== Set problem ==
Copy down every line where the string "الاقتصادية" shows up.

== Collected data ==
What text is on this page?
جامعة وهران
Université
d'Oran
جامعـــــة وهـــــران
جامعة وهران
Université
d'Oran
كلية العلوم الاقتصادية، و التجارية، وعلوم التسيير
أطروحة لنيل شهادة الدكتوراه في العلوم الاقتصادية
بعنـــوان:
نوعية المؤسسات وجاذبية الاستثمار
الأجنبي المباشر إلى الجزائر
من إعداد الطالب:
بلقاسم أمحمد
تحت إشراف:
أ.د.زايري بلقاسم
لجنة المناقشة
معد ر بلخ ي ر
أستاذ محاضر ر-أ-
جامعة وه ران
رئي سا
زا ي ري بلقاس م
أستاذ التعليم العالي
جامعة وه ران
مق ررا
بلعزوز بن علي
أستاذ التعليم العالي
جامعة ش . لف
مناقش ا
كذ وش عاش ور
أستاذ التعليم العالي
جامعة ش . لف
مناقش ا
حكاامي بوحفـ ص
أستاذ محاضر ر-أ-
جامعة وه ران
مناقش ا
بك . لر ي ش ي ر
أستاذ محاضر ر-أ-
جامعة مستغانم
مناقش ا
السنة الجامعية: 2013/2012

== Reply to the task ==
كلية العلوم الاقتصادية، و التجارية، وعلوم التسيير
أطروحة لنيل شهادة الدكتوراه في العلوم الاقتصادية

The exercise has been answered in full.